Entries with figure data
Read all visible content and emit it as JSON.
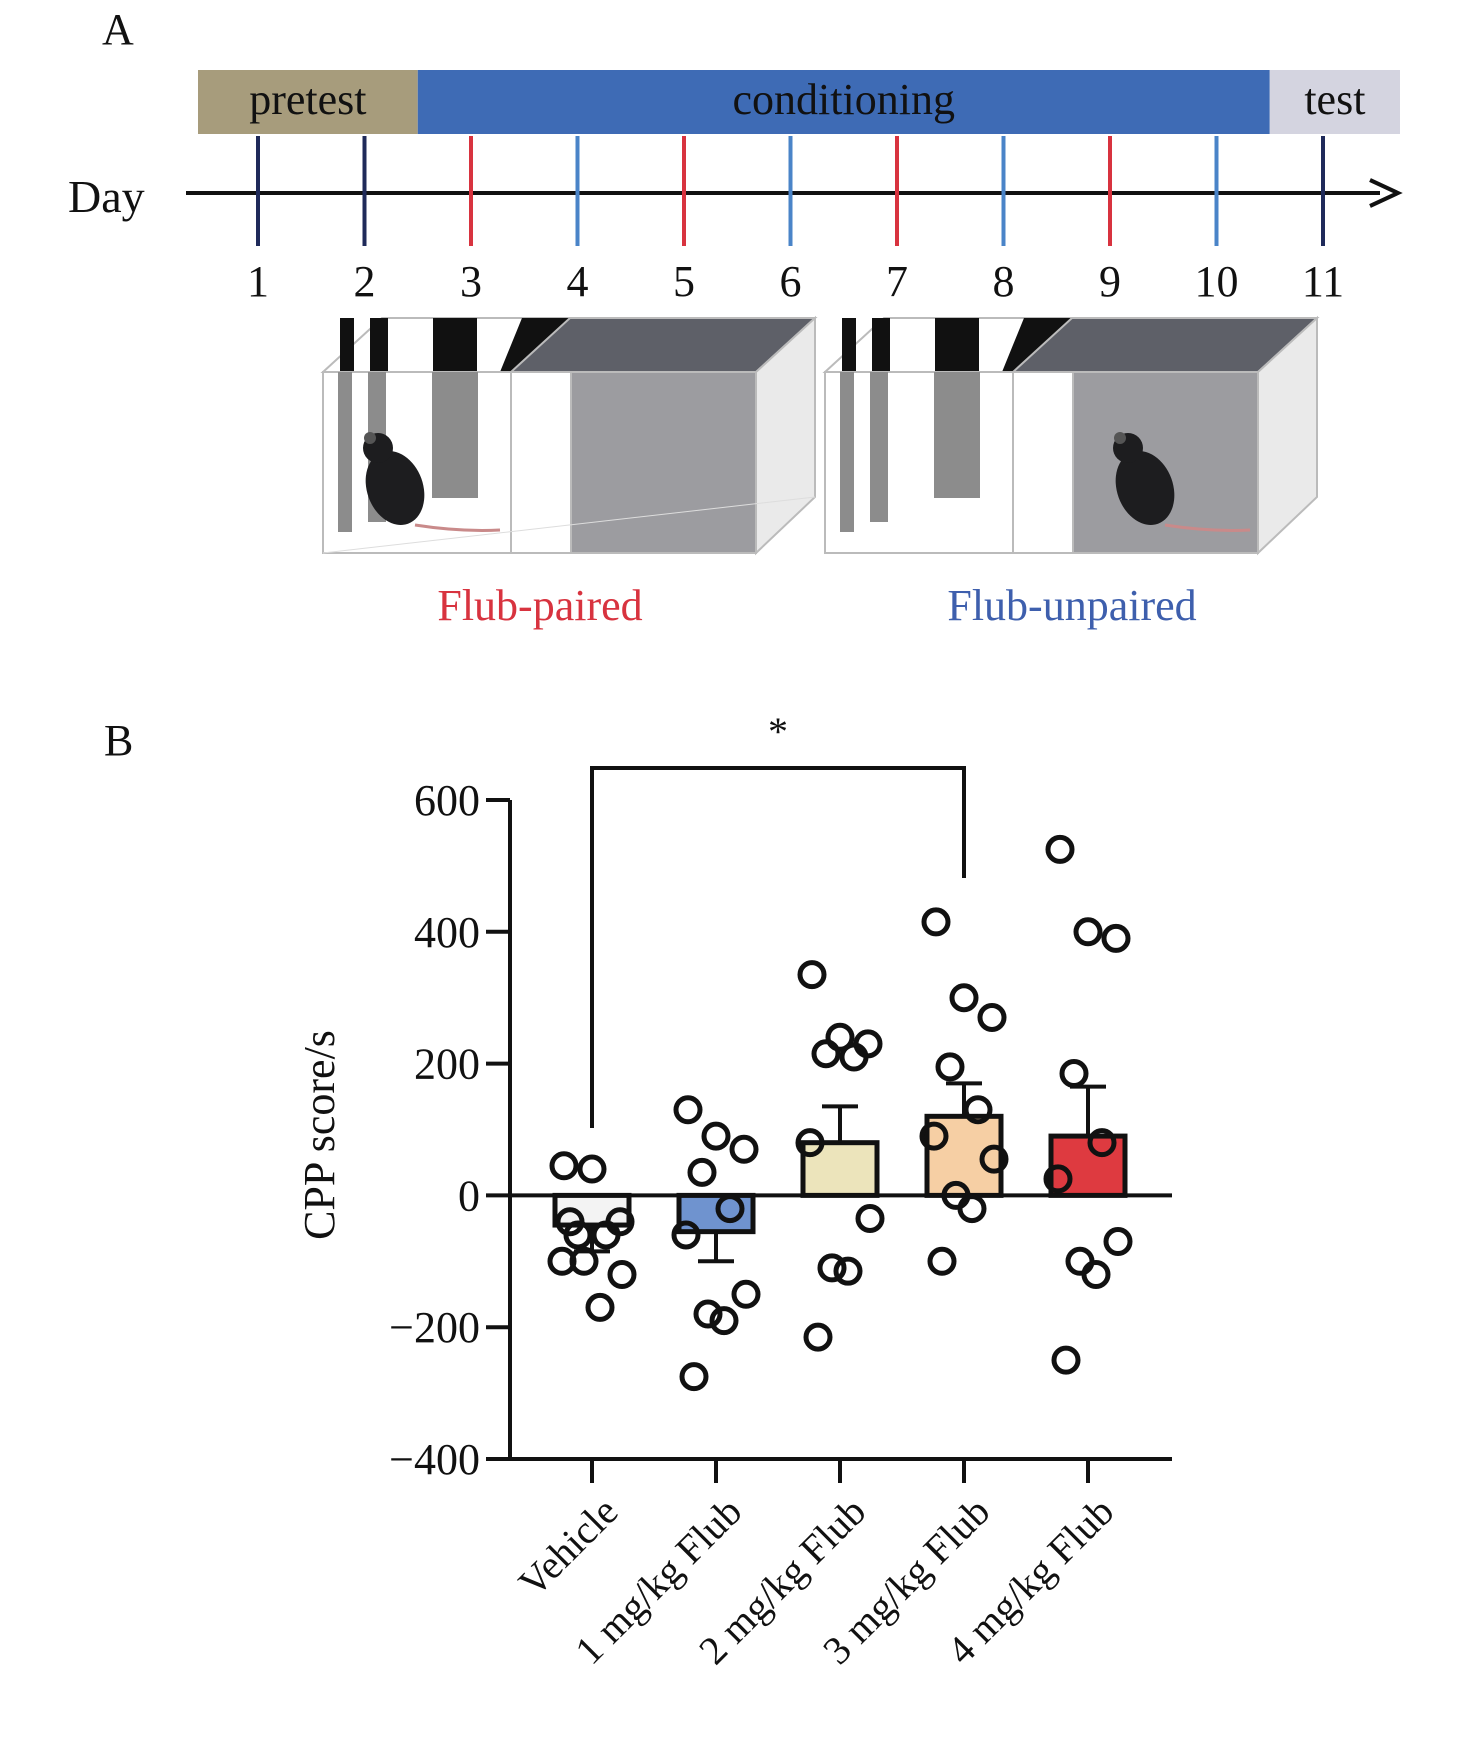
{
  "panel_a": {
    "letter": "A",
    "phases": [
      {
        "label": "pretest",
        "color": "#a79c7c",
        "start_day": 1,
        "end_day": 2
      },
      {
        "label": "conditioning",
        "color": "#3e6bb5",
        "start_day": 3,
        "end_day": 10
      },
      {
        "label": "test",
        "color": "#d4d4e0",
        "start_day": 11,
        "end_day": 11
      }
    ],
    "timeline_label": "Day",
    "days": [
      {
        "label": "1",
        "type": "neutral"
      },
      {
        "label": "2",
        "type": "neutral"
      },
      {
        "label": "3",
        "type": "paired"
      },
      {
        "label": "4",
        "type": "unpaired"
      },
      {
        "label": "5",
        "type": "paired"
      },
      {
        "label": "6",
        "type": "unpaired"
      },
      {
        "label": "7",
        "type": "paired"
      },
      {
        "label": "8",
        "type": "unpaired"
      },
      {
        "label": "9",
        "type": "paired"
      },
      {
        "label": "10",
        "type": "unpaired"
      },
      {
        "label": "11",
        "type": "neutral"
      }
    ],
    "marker_colors": {
      "neutral": "#1f2a5a",
      "paired": "#d8333f",
      "unpaired": "#4a84c8"
    },
    "conditions": [
      {
        "label": "Flub-paired",
        "color": "#d8333f",
        "mouse_side": "striped"
      },
      {
        "label": "Flub-unpaired",
        "color": "#3e5fad",
        "mouse_side": "gray"
      }
    ]
  },
  "panel_b": {
    "letter": "B",
    "chart_data": {
      "type": "bar",
      "ylabel": "CPP score/s",
      "ylim": [
        -400,
        600
      ],
      "yticks": [
        -400,
        -200,
        0,
        200,
        400,
        600
      ],
      "categories": [
        "Vehicle",
        "1 mg/kg Flub",
        "2 mg/kg Flub",
        "3 mg/kg Flub",
        "4 mg/kg Flub"
      ],
      "means": [
        -45,
        -55,
        80,
        120,
        90
      ],
      "sem": [
        40,
        45,
        55,
        50,
        75
      ],
      "bar_colors": [
        "#f3f3f3",
        "#6f93cf",
        "#ece4bb",
        "#f6cfa4",
        "#de3a40"
      ],
      "points": [
        [
          45,
          40,
          -40,
          -60,
          -60,
          -100,
          -120,
          -100,
          -170,
          -40
        ],
        [
          130,
          90,
          70,
          35,
          -20,
          -60,
          -150,
          -180,
          -190,
          -275
        ],
        [
          335,
          240,
          230,
          215,
          210,
          80,
          -35,
          -110,
          -115,
          -215
        ],
        [
          415,
          300,
          270,
          195,
          130,
          90,
          55,
          0,
          -20,
          -100
        ],
        [
          525,
          400,
          390,
          185,
          80,
          25,
          -70,
          -100,
          -120,
          -250
        ]
      ],
      "significance": {
        "from": 0,
        "to": 3,
        "label": "*"
      }
    }
  }
}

Work required: Your copy should repeat each entry above exactly but contain no pictures.

Reply to the exercise:
Read all visible content and emit it as JSON.
{
  "panel_a": {
    "letter": "A",
    "phases": [
      {
        "label": "pretest",
        "color": "#a79c7c",
        "start_day": 1,
        "end_day": 2
      },
      {
        "label": "conditioning",
        "color": "#3e6bb5",
        "start_day": 3,
        "end_day": 10
      },
      {
        "label": "test",
        "color": "#d4d4e0",
        "start_day": 11,
        "end_day": 11
      }
    ],
    "timeline_label": "Day",
    "days": [
      {
        "label": "1",
        "type": "neutral"
      },
      {
        "label": "2",
        "type": "neutral"
      },
      {
        "label": "3",
        "type": "paired"
      },
      {
        "label": "4",
        "type": "unpaired"
      },
      {
        "label": "5",
        "type": "paired"
      },
      {
        "label": "6",
        "type": "unpaired"
      },
      {
        "label": "7",
        "type": "paired"
      },
      {
        "label": "8",
        "type": "unpaired"
      },
      {
        "label": "9",
        "type": "paired"
      },
      {
        "label": "10",
        "type": "unpaired"
      },
      {
        "label": "11",
        "type": "neutral"
      }
    ],
    "marker_colors": {
      "neutral": "#1f2a5a",
      "paired": "#d8333f",
      "unpaired": "#4a84c8"
    },
    "conditions": [
      {
        "label": "Flub-paired",
        "color": "#d8333f",
        "mouse_side": "striped"
      },
      {
        "label": "Flub-unpaired",
        "color": "#3e5fad",
        "mouse_side": "gray"
      }
    ]
  },
  "panel_b": {
    "letter": "B",
    "chart_data": {
      "type": "bar",
      "ylabel": "CPP score/s",
      "ylim": [
        -400,
        600
      ],
      "yticks": [
        -400,
        -200,
        0,
        200,
        400,
        600
      ],
      "categories": [
        "Vehicle",
        "1 mg/kg Flub",
        "2 mg/kg Flub",
        "3 mg/kg Flub",
        "4 mg/kg Flub"
      ],
      "means": [
        -45,
        -55,
        80,
        120,
        90
      ],
      "sem": [
        40,
        45,
        55,
        50,
        75
      ],
      "bar_colors": [
        "#f3f3f3",
        "#6f93cf",
        "#ece4bb",
        "#f6cfa4",
        "#de3a40"
      ],
      "points": [
        [
          45,
          40,
          -40,
          -60,
          -60,
          -100,
          -120,
          -100,
          -170,
          -40
        ],
        [
          130,
          90,
          70,
          35,
          -20,
          -60,
          -150,
          -180,
          -190,
          -275
        ],
        [
          335,
          240,
          230,
          215,
          210,
          80,
          -35,
          -110,
          -115,
          -215
        ],
        [
          415,
          300,
          270,
          195,
          130,
          90,
          55,
          0,
          -20,
          -100
        ],
        [
          525,
          400,
          390,
          185,
          80,
          25,
          -70,
          -100,
          -120,
          -250
        ]
      ],
      "significance": {
        "from": 0,
        "to": 3,
        "label": "*"
      }
    }
  }
}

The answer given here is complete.